### GOAL
Rewrite the lines from the first one through the one with "candle-body: [496, 73, 500, 78]", changing "y-tick-right" to "price-tick-right" and leaving everything else as it is.

### DATA ROWS

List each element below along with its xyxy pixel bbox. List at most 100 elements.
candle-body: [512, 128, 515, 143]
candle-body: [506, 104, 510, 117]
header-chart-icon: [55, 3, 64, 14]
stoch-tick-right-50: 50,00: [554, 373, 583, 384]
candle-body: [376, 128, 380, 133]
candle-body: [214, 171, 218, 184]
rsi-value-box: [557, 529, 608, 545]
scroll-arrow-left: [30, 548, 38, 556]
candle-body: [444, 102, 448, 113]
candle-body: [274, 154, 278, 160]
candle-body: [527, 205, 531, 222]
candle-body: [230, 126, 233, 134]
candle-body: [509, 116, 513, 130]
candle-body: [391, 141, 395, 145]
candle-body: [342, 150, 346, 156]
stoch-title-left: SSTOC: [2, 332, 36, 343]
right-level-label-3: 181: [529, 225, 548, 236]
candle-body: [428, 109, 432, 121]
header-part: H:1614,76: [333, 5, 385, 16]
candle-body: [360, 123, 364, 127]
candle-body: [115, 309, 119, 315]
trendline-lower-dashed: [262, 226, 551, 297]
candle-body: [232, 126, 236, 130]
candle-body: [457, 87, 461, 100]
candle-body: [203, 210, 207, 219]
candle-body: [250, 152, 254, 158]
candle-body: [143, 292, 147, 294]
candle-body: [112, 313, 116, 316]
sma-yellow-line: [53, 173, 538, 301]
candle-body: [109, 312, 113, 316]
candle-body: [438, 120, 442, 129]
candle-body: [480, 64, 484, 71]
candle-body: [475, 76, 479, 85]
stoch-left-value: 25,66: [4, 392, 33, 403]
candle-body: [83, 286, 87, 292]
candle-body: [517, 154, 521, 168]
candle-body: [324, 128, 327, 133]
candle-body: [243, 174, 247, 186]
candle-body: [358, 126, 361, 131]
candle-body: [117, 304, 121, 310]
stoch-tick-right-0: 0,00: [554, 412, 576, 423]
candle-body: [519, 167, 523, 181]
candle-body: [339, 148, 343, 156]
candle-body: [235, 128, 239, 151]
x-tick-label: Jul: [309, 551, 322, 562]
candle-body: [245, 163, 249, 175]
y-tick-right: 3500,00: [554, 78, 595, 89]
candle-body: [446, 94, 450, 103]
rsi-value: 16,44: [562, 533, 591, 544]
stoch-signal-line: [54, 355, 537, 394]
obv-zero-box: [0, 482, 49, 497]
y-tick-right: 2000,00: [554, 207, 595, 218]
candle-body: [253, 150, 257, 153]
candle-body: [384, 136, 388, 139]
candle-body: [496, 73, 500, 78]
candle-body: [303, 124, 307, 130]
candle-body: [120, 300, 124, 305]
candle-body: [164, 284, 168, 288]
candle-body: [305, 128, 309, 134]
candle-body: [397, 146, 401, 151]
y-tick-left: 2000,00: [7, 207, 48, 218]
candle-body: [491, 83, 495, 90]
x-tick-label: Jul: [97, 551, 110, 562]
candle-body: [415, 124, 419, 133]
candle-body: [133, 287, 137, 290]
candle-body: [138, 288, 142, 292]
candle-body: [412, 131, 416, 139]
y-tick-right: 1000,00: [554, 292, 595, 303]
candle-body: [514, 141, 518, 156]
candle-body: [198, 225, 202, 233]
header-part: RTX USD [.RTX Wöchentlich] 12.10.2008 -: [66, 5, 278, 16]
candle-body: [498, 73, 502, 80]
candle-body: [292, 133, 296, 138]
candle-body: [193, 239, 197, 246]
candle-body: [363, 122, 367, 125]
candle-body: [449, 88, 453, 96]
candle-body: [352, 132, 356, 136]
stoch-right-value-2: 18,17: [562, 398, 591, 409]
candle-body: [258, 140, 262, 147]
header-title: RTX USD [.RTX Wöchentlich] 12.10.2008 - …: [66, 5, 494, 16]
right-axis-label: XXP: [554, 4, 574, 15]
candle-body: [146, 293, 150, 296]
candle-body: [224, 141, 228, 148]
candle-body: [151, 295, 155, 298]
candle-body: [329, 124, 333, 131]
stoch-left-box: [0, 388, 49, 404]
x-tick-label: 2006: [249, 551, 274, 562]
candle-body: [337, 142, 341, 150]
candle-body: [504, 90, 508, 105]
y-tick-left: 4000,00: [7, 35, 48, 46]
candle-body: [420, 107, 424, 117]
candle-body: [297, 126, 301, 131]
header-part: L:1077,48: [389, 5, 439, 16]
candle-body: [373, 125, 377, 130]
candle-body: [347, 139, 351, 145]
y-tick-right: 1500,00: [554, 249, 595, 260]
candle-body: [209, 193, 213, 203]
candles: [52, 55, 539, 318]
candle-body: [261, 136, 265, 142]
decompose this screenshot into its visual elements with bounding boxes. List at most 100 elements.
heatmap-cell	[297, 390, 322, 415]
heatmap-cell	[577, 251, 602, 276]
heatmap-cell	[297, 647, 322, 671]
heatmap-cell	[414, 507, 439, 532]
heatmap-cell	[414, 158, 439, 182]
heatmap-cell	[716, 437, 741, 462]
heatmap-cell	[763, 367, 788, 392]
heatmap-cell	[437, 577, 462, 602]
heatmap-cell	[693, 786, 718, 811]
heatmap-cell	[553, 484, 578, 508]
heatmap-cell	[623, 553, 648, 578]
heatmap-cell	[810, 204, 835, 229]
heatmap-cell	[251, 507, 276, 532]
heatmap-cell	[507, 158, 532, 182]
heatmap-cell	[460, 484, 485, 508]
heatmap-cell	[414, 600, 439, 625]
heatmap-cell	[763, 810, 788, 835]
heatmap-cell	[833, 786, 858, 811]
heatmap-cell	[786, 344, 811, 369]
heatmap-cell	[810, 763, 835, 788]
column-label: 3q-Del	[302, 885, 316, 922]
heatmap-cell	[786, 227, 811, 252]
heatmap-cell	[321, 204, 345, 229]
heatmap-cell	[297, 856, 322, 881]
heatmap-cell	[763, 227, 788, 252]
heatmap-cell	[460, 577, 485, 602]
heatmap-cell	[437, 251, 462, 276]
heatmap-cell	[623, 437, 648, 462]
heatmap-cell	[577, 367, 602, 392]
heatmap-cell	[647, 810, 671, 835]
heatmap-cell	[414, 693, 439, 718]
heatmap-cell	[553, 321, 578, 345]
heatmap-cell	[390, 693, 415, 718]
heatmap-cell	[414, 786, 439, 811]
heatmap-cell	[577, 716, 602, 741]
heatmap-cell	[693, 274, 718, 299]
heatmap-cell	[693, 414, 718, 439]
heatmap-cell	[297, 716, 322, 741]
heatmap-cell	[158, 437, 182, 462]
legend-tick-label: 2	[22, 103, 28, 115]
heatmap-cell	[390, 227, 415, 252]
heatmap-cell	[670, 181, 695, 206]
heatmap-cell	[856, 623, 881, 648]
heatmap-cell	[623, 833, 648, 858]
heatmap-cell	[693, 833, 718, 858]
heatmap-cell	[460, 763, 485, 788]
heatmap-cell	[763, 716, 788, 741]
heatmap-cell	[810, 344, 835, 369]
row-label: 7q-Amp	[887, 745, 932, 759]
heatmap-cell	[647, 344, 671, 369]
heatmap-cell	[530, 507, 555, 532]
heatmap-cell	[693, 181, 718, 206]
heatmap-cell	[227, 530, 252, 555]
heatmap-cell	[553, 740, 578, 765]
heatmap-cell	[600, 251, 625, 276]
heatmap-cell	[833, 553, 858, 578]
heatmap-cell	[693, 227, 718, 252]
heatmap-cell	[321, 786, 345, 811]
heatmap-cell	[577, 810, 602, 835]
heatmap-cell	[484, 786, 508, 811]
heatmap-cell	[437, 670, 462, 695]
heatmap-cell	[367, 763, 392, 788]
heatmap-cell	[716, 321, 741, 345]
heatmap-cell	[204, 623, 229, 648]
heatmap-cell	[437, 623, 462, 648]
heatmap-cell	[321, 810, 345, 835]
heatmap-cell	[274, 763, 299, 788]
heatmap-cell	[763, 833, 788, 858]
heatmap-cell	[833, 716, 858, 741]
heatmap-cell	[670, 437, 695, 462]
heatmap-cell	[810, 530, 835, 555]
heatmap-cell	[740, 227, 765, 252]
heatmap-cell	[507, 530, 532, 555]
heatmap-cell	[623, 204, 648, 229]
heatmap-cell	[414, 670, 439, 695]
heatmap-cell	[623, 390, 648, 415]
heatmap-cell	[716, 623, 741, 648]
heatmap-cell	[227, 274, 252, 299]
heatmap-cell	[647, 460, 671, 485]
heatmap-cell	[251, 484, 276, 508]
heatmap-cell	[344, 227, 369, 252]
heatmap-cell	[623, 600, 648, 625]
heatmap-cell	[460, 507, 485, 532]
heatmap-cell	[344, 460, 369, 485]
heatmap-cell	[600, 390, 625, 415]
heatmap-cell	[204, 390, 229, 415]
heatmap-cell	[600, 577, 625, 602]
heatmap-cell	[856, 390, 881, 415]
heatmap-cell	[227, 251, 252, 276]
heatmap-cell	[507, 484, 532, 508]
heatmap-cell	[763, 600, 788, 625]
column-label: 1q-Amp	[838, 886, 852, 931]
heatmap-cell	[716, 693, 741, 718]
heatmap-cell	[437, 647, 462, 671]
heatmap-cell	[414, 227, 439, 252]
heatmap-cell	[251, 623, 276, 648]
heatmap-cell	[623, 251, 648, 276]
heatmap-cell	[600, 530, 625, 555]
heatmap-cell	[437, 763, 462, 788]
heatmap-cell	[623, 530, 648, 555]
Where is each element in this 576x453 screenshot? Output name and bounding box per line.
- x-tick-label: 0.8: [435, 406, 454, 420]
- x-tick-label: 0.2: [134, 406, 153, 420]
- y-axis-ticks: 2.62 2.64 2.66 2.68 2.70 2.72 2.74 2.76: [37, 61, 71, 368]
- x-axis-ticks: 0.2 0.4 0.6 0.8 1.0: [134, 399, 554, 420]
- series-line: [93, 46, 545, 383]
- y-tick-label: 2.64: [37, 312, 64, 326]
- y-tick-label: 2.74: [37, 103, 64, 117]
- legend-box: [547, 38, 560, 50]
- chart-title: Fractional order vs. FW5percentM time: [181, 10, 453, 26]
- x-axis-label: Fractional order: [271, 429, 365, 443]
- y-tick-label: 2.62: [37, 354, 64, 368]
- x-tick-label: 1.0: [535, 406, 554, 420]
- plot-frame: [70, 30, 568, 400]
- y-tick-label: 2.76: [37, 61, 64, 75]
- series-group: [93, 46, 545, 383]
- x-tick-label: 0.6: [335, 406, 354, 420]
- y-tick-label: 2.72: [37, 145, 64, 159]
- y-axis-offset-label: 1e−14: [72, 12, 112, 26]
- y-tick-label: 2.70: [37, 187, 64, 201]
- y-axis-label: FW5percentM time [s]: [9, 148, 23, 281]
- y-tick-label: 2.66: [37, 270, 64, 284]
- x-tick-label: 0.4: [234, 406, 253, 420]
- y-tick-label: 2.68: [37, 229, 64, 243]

### WRITTEN SOLUTION
List each element below along with its xyxy pixel bbox. List at most 100 elements.
candle-body: [512, 128, 515, 143]
candle-body: [506, 104, 510, 117]
header-chart-icon: [55, 3, 64, 14]
stoch-tick-right-50: 50,00: [554, 373, 583, 384]
candle-body: [376, 128, 380, 133]
candle-body: [214, 171, 218, 184]
rsi-value-box: [557, 529, 608, 545]
scroll-arrow-left: [30, 548, 38, 556]
candle-body: [444, 102, 448, 113]
candle-body: [274, 154, 278, 160]
candle-body: [527, 205, 531, 222]
candle-body: [230, 126, 233, 134]
candle-body: [509, 116, 513, 130]
candle-body: [391, 141, 395, 145]
candle-body: [342, 150, 346, 156]
stoch-title-left: SSTOC: [2, 332, 36, 343]
right-level-label-3: 181: [529, 225, 548, 236]
candle-body: [428, 109, 432, 121]
header-part: H:1614,76: [333, 5, 385, 16]
candle-body: [360, 123, 364, 127]
candle-body: [115, 309, 119, 315]
trendline-lower-dashed: [262, 226, 551, 297]
candle-body: [232, 126, 236, 130]
candle-body: [457, 87, 461, 100]
candle-body: [203, 210, 207, 219]
candle-body: [250, 152, 254, 158]
candle-body: [143, 292, 147, 294]
candle-body: [112, 313, 116, 316]
sma-yellow-line: [53, 173, 538, 301]
candle-body: [109, 312, 113, 316]
candle-body: [438, 120, 442, 129]
candle-body: [480, 64, 484, 71]
candle-body: [475, 76, 479, 85]
stoch-left-value: 25,66: [4, 392, 33, 403]
candle-body: [83, 286, 87, 292]
candle-body: [517, 154, 521, 168]
candle-body: [324, 128, 327, 133]
candle-body: [243, 174, 247, 186]
candle-body: [358, 126, 361, 131]
candle-body: [117, 304, 121, 310]
stoch-tick-right-0: 0,00: [554, 412, 576, 423]
candle-body: [519, 167, 523, 181]
candle-body: [339, 148, 343, 156]
candle-body: [235, 128, 239, 151]
x-tick-label: Jul: [309, 551, 322, 562]
candle-body: [245, 163, 249, 175]
price-tick-right: 3500,00: [554, 78, 595, 89]
candle-body: [446, 94, 450, 103]
rsi-value: 16,44: [562, 533, 591, 544]
stoch-signal-line: [54, 355, 537, 394]
obv-zero-box: [0, 482, 49, 497]
price-tick-right: 2000,00: [554, 207, 595, 218]
candle-body: [253, 150, 257, 153]
candle-body: [384, 136, 388, 139]
candle-body: [496, 73, 500, 78]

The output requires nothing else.